— Begin DATA —

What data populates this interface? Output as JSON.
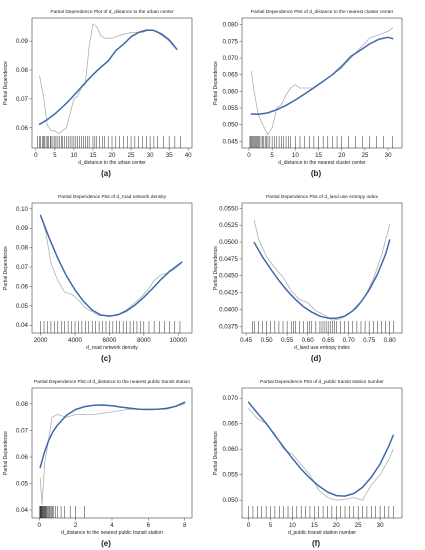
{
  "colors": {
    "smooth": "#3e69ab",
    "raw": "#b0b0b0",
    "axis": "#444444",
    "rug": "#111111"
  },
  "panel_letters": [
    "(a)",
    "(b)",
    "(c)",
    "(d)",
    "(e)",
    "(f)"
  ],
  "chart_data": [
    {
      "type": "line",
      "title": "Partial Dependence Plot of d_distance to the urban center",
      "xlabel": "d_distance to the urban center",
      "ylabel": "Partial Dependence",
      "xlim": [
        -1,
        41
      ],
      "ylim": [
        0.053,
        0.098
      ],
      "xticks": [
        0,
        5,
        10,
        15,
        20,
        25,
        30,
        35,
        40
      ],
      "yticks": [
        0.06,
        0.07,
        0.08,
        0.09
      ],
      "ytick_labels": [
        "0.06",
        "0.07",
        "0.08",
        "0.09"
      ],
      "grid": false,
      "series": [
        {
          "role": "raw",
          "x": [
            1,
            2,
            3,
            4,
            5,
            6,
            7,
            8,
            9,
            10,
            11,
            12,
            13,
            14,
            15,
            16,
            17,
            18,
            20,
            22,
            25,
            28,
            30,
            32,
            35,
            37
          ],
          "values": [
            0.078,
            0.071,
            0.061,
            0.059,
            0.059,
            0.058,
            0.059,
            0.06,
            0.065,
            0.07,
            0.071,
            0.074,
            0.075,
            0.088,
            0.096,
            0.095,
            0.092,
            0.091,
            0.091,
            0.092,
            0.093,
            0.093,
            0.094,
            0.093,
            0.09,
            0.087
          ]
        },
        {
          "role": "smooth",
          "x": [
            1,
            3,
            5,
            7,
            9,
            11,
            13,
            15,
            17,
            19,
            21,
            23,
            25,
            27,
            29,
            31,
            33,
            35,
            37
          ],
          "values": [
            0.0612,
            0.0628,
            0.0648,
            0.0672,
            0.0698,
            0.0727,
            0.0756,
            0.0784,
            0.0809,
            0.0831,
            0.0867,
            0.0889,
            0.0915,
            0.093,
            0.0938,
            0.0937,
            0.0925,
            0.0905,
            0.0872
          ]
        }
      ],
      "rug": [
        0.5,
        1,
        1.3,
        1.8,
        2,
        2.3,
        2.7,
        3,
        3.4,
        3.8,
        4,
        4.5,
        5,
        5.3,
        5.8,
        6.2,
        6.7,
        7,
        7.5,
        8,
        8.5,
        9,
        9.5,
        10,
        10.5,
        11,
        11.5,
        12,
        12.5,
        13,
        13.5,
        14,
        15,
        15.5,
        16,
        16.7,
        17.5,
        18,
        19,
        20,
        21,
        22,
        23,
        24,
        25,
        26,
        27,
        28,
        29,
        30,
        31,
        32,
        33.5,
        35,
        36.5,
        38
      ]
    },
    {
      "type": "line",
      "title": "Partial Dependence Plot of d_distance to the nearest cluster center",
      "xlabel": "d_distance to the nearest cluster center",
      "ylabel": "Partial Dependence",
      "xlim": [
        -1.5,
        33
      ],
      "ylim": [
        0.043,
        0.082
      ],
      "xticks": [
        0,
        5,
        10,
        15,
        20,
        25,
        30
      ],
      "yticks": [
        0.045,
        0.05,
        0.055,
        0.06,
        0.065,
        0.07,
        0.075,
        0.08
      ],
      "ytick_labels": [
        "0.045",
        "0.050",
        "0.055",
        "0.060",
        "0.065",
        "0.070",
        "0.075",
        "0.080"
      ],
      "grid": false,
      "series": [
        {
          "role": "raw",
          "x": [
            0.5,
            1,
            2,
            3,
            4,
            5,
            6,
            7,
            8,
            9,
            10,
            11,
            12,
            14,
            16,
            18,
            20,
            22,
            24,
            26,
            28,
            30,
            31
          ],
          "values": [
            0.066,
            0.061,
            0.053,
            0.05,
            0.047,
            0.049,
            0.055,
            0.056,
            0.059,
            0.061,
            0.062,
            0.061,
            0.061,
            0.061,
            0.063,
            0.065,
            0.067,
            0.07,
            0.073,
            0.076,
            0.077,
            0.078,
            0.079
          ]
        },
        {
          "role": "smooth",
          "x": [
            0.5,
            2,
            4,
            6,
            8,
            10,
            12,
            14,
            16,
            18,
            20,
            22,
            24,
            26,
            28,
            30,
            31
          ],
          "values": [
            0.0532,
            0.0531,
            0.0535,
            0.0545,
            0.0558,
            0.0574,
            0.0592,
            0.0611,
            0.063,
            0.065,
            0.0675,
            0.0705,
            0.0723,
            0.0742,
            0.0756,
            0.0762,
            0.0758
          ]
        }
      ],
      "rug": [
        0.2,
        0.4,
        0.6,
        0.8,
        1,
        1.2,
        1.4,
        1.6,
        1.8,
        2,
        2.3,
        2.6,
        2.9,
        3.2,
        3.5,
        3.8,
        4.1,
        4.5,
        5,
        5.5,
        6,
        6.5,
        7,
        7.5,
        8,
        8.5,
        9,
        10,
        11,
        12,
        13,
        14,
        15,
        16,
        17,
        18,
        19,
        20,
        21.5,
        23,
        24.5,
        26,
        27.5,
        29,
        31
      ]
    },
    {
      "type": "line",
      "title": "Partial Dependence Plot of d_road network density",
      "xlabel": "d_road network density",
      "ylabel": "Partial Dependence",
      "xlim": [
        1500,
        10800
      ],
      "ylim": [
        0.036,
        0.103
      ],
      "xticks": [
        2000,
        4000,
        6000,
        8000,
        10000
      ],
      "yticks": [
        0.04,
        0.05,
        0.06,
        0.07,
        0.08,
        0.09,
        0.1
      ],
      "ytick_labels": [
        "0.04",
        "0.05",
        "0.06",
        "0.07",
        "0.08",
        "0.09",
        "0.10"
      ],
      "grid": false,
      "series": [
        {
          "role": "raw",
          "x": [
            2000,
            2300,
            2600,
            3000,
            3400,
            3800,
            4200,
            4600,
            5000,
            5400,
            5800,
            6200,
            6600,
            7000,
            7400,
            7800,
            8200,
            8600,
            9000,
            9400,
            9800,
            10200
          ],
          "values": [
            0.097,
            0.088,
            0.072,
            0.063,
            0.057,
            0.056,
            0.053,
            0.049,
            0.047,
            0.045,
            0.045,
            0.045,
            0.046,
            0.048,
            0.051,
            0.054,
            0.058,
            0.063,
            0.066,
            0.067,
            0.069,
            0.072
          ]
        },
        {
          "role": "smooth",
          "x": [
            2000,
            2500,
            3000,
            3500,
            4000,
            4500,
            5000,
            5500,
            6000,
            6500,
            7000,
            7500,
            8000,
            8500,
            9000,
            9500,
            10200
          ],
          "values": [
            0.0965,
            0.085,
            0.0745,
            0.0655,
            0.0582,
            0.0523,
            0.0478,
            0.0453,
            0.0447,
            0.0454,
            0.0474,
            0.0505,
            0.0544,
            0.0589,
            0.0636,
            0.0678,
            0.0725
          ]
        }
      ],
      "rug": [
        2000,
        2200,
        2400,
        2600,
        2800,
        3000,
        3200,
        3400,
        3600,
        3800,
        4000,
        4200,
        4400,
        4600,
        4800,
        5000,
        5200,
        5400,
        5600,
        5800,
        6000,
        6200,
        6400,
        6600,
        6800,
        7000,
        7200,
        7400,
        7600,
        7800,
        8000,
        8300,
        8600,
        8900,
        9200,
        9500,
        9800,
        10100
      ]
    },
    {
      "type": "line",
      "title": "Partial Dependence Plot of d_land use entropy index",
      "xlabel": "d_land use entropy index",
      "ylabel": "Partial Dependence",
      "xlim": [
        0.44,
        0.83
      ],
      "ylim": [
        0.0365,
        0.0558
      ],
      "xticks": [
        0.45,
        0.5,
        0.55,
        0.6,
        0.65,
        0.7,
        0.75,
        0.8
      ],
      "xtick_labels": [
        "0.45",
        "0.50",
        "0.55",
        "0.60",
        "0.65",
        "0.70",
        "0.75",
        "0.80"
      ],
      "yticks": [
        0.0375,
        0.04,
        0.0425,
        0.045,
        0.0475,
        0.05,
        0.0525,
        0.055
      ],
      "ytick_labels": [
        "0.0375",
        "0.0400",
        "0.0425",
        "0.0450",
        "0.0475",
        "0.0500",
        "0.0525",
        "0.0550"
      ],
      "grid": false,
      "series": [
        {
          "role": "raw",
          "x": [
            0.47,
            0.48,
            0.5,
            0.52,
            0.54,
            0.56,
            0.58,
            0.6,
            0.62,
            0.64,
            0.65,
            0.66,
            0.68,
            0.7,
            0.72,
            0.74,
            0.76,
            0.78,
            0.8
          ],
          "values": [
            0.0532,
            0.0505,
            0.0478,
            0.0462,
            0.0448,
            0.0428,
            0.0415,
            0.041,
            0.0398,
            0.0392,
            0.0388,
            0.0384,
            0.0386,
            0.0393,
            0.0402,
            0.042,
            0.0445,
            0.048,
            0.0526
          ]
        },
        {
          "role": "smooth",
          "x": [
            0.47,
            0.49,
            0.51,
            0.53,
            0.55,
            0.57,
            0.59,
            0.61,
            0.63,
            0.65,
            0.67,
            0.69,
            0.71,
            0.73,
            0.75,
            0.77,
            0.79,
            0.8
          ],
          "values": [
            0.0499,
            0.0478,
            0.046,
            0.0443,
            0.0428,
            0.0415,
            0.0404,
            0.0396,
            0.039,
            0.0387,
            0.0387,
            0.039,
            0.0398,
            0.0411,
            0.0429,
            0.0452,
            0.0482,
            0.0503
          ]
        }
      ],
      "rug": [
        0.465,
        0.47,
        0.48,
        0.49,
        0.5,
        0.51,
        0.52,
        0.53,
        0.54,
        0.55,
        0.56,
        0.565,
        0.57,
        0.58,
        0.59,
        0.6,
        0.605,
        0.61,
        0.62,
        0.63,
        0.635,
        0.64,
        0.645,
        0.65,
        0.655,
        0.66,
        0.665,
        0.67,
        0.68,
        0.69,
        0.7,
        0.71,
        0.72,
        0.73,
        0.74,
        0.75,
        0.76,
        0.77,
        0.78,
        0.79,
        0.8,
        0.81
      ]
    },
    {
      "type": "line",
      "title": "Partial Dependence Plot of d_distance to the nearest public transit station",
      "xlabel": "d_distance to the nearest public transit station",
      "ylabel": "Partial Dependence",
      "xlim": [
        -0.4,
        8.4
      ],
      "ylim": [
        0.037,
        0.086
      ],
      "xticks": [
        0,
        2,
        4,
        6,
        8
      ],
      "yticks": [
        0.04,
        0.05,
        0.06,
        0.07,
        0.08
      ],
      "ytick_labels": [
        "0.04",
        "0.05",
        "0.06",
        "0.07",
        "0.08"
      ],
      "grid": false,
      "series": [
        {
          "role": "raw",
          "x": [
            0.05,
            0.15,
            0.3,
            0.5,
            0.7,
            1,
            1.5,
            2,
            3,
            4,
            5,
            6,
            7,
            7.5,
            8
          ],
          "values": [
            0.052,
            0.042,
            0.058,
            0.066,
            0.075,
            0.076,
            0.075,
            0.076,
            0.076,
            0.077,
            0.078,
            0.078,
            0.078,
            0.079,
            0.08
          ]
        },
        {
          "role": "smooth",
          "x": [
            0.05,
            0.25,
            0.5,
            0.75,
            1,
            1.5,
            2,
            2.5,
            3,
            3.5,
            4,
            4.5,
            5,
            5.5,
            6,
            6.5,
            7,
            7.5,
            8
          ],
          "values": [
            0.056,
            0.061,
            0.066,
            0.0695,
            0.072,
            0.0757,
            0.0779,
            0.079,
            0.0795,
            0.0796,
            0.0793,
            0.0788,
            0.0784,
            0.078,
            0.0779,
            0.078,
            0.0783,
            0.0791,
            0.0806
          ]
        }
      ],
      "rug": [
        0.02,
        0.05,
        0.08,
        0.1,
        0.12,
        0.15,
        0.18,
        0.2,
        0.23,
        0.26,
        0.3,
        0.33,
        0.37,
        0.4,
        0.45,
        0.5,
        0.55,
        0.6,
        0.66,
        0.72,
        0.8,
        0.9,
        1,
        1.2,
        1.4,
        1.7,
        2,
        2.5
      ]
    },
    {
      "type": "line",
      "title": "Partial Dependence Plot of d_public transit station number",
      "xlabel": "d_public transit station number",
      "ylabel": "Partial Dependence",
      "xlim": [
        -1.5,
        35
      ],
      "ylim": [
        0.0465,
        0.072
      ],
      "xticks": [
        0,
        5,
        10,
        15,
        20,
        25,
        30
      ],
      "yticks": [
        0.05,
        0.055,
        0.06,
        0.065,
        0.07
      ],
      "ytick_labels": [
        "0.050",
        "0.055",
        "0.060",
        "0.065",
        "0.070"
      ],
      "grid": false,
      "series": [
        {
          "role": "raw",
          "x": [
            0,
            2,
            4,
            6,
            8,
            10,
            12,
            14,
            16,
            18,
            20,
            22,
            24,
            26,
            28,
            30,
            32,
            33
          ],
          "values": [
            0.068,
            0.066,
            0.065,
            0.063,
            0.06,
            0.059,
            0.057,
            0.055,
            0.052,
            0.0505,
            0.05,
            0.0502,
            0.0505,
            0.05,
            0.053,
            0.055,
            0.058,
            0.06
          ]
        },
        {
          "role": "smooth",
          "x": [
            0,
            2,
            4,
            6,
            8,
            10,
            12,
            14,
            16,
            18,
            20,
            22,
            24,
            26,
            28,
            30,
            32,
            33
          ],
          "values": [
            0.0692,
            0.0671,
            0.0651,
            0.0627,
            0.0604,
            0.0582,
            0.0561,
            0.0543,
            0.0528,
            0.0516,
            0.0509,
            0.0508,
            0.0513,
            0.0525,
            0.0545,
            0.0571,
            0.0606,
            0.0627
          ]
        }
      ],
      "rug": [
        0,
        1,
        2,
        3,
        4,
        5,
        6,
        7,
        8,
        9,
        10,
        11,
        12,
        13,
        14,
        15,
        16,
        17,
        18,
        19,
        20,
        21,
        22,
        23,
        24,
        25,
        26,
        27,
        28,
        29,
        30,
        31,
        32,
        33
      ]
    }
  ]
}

— End DATA —

EXERCISE INSTRUCTIONS: Scan the material above for the word "cluster". Copy each line where it occurs.

TASK OUTPUT:
      "title": "Partial Dependence Plot of d_distance to the nearest cluster center",
      "xlabel": "d_distance to the nearest cluster center",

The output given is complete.